Collection entries
>>>

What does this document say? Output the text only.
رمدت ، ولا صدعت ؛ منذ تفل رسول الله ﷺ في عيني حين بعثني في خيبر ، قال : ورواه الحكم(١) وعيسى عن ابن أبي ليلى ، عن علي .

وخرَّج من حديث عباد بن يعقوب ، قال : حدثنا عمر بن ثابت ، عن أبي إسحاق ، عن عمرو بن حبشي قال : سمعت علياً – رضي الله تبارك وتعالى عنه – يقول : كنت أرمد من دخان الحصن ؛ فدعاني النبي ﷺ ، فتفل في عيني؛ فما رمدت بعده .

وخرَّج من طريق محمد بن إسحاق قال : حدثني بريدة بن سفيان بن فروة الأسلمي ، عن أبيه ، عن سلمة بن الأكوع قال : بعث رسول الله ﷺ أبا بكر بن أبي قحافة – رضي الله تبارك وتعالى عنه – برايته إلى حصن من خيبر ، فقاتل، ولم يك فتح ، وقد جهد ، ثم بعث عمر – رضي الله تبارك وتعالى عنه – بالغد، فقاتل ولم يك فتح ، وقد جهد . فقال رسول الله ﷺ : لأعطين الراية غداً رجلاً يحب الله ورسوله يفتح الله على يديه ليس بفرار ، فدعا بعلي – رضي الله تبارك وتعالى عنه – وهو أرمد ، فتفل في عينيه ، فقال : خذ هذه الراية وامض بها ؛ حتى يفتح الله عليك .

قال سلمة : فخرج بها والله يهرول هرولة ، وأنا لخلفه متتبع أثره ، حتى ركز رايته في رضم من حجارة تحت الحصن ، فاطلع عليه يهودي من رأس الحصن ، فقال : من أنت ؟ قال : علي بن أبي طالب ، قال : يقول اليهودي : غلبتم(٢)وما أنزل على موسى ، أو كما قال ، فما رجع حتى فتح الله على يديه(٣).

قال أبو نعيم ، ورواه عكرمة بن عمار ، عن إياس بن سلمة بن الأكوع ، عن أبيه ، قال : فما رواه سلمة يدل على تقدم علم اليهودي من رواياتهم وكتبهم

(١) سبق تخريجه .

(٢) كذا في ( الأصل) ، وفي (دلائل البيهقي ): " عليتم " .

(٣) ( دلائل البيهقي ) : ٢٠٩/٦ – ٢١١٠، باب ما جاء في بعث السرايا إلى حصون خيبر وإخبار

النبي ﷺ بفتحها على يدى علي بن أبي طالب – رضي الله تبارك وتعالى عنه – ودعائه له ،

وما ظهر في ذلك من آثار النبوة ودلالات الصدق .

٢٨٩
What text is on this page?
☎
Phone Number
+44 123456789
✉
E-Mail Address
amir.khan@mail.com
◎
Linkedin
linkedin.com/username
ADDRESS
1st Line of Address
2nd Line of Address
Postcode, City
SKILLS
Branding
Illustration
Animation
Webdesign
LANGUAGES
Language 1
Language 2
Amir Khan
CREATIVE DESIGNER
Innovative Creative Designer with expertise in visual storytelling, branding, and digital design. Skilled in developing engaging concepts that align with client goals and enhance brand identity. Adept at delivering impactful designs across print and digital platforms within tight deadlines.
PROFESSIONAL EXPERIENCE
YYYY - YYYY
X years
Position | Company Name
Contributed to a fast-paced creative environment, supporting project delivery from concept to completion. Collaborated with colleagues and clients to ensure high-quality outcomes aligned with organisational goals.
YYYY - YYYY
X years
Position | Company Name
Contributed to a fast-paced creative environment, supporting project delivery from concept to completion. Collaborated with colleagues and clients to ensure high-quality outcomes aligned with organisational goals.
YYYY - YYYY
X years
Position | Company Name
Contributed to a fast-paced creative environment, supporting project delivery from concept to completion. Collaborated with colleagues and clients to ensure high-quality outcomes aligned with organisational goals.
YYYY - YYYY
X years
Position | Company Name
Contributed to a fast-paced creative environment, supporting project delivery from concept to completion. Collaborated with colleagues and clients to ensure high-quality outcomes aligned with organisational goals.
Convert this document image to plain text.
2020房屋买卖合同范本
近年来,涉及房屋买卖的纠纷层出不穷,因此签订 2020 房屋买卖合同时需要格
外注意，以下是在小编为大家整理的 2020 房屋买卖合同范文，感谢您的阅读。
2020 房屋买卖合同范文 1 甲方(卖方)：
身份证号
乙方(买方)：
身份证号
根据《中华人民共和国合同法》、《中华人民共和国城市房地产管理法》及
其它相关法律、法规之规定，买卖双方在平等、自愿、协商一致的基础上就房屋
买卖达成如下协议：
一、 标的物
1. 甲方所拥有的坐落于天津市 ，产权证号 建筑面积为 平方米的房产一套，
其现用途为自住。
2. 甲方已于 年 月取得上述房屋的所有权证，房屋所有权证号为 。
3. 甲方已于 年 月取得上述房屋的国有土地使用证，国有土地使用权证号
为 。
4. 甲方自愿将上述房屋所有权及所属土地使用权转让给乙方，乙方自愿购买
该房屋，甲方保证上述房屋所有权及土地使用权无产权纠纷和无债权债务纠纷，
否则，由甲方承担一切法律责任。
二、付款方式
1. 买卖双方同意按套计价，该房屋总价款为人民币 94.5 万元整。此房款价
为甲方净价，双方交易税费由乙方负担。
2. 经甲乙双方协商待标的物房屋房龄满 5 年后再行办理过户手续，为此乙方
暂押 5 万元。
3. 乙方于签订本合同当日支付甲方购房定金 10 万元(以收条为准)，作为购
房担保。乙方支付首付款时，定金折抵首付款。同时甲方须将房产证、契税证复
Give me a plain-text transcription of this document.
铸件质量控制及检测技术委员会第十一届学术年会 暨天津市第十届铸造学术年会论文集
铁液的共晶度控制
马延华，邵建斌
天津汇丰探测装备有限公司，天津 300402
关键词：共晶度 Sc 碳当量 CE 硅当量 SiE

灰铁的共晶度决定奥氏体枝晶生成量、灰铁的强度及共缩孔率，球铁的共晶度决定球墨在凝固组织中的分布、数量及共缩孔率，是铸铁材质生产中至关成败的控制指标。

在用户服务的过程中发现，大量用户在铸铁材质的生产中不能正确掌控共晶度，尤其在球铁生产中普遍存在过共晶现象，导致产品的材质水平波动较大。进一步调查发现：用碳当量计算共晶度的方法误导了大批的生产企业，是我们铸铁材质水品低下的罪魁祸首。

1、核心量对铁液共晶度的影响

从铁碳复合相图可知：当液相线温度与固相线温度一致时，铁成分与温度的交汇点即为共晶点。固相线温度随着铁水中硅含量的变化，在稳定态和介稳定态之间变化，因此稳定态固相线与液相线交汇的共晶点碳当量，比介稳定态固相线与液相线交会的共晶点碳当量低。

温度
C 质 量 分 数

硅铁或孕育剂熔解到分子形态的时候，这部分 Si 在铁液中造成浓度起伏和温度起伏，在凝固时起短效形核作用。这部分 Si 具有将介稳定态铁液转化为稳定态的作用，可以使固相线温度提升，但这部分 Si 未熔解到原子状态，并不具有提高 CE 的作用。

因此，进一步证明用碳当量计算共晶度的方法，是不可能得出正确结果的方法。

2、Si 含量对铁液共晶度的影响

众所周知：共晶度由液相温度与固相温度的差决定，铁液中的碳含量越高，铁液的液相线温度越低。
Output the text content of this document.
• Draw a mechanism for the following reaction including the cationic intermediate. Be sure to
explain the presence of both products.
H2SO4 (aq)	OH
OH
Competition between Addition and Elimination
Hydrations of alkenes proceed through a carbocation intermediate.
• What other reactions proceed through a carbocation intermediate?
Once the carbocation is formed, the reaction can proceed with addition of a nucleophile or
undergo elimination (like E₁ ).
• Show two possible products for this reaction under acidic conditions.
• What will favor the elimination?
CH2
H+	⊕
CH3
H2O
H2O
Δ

<<<

The exercise
Output each record precisely as given.

Result of the task
What does this document say? Output the text only.
رمدت ، ولا صدعت ؛ منذ تفل رسول الله ﷺ في عيني حين بعثني في خيبر ، قال : ورواه الحكم(١) وعيسى عن ابن أبي ليلى ، عن علي .

وخرَّج من حديث عباد بن يعقوب ، قال : حدثنا عمر بن ثابت ، عن أبي إسحاق ، عن عمرو بن حبشي قال : سمعت علياً – رضي الله تبارك وتعالى عنه – يقول : كنت أرمد من دخان الحصن ؛ فدعاني النبي ﷺ ، فتفل في عيني؛ فما رمدت بعده .

وخرَّج من طريق محمد بن إسحاق قال : حدثني بريدة بن سفيان بن فروة الأسلمي ، عن أبيه ، عن سلمة بن الأكوع قال : بعث رسول الله ﷺ أبا بكر بن أبي قحافة – رضي الله تبارك وتعالى عنه – برايته إلى حصن من خيبر ، فقاتل، ولم يك فتح ، وقد جهد ، ثم بعث عمر – رضي الله تبارك وتعالى عنه – بالغد، فقاتل ولم يك فتح ، وقد جهد . فقال رسول الله ﷺ : لأعطين الراية غداً رجلاً يحب الله ورسوله يفتح الله على يديه ليس بفرار ، فدعا بعلي – رضي الله تبارك وتعالى عنه – وهو أرمد ، فتفل في عينيه ، فقال : خذ هذه الراية وامض بها ؛ حتى يفتح الله عليك .

قال سلمة : فخرج بها والله يهرول هرولة ، وأنا لخلفه متتبع أثره ، حتى ركز رايته في رضم من حجارة تحت الحصن ، فاطلع عليه يهودي من رأس الحصن ، فقال : من أنت ؟ قال : علي بن أبي طالب ، قال : يقول اليهودي : غلبتم(٢)وما أنزل على موسى ، أو كما قال ، فما رجع حتى فتح الله على يديه(٣).

قال أبو نعيم ، ورواه عكرمة بن عمار ، عن إياس بن سلمة بن الأكوع ، عن أبيه ، قال : فما رواه سلمة يدل على تقدم علم اليهودي من رواياتهم وكتبهم

(١) سبق تخريجه .

(٢) كذا في ( الأصل) ، وفي (دلائل البيهقي ): " عليتم " .

(٣) ( دلائل البيهقي ) : ٢٠٩/٦ – ٢١١٠، باب ما جاء في بعث السرايا إلى حصون خيبر وإخبار

النبي ﷺ بفتحها على يدى علي بن أبي طالب – رضي الله تبارك وتعالى عنه – ودعائه له ،

وما ظهر في ذلك من آثار النبوة ودلالات الصدق .

٢٨٩
What text is on this page?
☎
Phone Number
+44 123456789
✉
E-Mail Address
amir.khan@mail.com
◎
Linkedin
linkedin.com/username
ADDRESS
1st Line of Address
2nd Line of Address
Postcode, City
SKILLS
Branding
Illustration
Animation
Webdesign
LANGUAGES
Language 1
Language 2
Amir Khan
CREATIVE DESIGNER
Innovative Creative Designer with expertise in visual storytelling, branding, and digital design. Skilled in developing engaging concepts that align with client goals and enhance brand identity. Adept at delivering impactful designs across print and digital platforms within tight deadlines.
PROFESSIONAL EXPERIENCE
YYYY - YYYY
X years
Position | Company Name
Contributed to a fast-paced creative environment, supporting project delivery from concept to completion. Collaborated with colleagues and clients to ensure high-quality outcomes aligned with organisational goals.
YYYY - YYYY
X years
Position | Company Name
Contributed to a fast-paced creative environment, supporting project delivery from concept to completion. Collaborated with colleagues and clients to ensure high-quality outcomes aligned with organisational goals.
YYYY - YYYY
X years
Position | Company Name
Contributed to a fast-paced creative environment, supporting project delivery from concept to completion. Collaborated with colleagues and clients to ensure high-quality outcomes aligned with organisational goals.
YYYY - YYYY
X years
Position | Company Name
Contributed to a fast-paced creative environment, supporting project delivery from concept to completion. Collaborated with colleagues and clients to ensure high-quality outcomes aligned with organisational goals.
Convert this document image to plain text.
2020房屋买卖合同范本
近年来,涉及房屋买卖的纠纷层出不穷,因此签订 2020 房屋买卖合同时需要格
外注意，以下是在小编为大家整理的 2020 房屋买卖合同范文，感谢您的阅读。
2020 房屋买卖合同范文 1 甲方(卖方)：
身份证号
乙方(买方)：
身份证号
根据《中华人民共和国合同法》、《中华人民共和国城市房地产管理法》及
其它相关法律、法规之规定，买卖双方在平等、自愿、协商一致的基础上就房屋
买卖达成如下协议：
一、 标的物
1. 甲方所拥有的坐落于天津市 ，产权证号 建筑面积为 平方米的房产一套，
其现用途为自住。
2. 甲方已于 年 月取得上述房屋的所有权证，房屋所有权证号为 。
3. 甲方已于 年 月取得上述房屋的国有土地使用证，国有土地使用权证号
为 。
4. 甲方自愿将上述房屋所有权及所属土地使用权转让给乙方，乙方自愿购买
该房屋，甲方保证上述房屋所有权及土地使用权无产权纠纷和无债权债务纠纷，
否则，由甲方承担一切法律责任。
二、付款方式
1. 买卖双方同意按套计价，该房屋总价款为人民币 94.5 万元整。此房款价
为甲方净价，双方交易税费由乙方负担。
2. 经甲乙双方协商待标的物房屋房龄满 5 年后再行办理过户手续，为此乙方
暂押 5 万元。
3. 乙方于签订本合同当日支付甲方购房定金 10 万元(以收条为准)，作为购
房担保。乙方支付首付款时，定金折抵首付款。同时甲方须将房产证、契税证复
Give me a plain-text transcription of this document.
铸件质量控制及检测技术委员会第十一届学术年会 暨天津市第十届铸造学术年会论文集
铁液的共晶度控制
马延华，邵建斌
天津汇丰探测装备有限公司，天津 300402
关键词：共晶度 Sc 碳当量 CE 硅当量 SiE

灰铁的共晶度决定奥氏体枝晶生成量、灰铁的强度及共缩孔率，球铁的共晶度决定球墨在凝固组织中的分布、数量及共缩孔率，是铸铁材质生产中至关成败的控制指标。

在用户服务的过程中发现，大量用户在铸铁材质的生产中不能正确掌控共晶度，尤其在球铁生产中普遍存在过共晶现象，导致产品的材质水平波动较大。进一步调查发现：用碳当量计算共晶度的方法误导了大批的生产企业，是我们铸铁材质水品低下的罪魁祸首。

1、核心量对铁液共晶度的影响

从铁碳复合相图可知：当液相线温度与固相线温度一致时，铁成分与温度的交汇点即为共晶点。固相线温度随着铁水中硅含量的变化，在稳定态和介稳定态之间变化，因此稳定态固相线与液相线交汇的共晶点碳当量，比介稳定态固相线与液相线交会的共晶点碳当量低。

温度
C 质 量 分 数

硅铁或孕育剂熔解到分子形态的时候，这部分 Si 在铁液中造成浓度起伏和温度起伏，在凝固时起短效形核作用。这部分 Si 具有将介稳定态铁液转化为稳定态的作用，可以使固相线温度提升，但这部分 Si 未熔解到原子状态，并不具有提高 CE 的作用。

因此，进一步证明用碳当量计算共晶度的方法，是不可能得出正确结果的方法。

2、Si 含量对铁液共晶度的影响

众所周知：共晶度由液相温度与固相温度的差决定，铁液中的碳含量越高，铁液的液相线温度越低。
Output the text content of this document.
• Draw a mechanism for the following reaction including the cationic intermediate. Be sure to
explain the presence of both products.
H2SO4 (aq)	OH
OH
Competition between Addition and Elimination
Hydrations of alkenes proceed through a carbocation intermediate.
• What other reactions proceed through a carbocation intermediate?
Once the carbocation is formed, the reaction can proceed with addition of a nucleophile or
undergo elimination (like E₁ ).
• Show two possible products for this reaction under acidic conditions.
• What will favor the elimination?
CH2
H+	⊕
CH3
H2O
H2O
Δ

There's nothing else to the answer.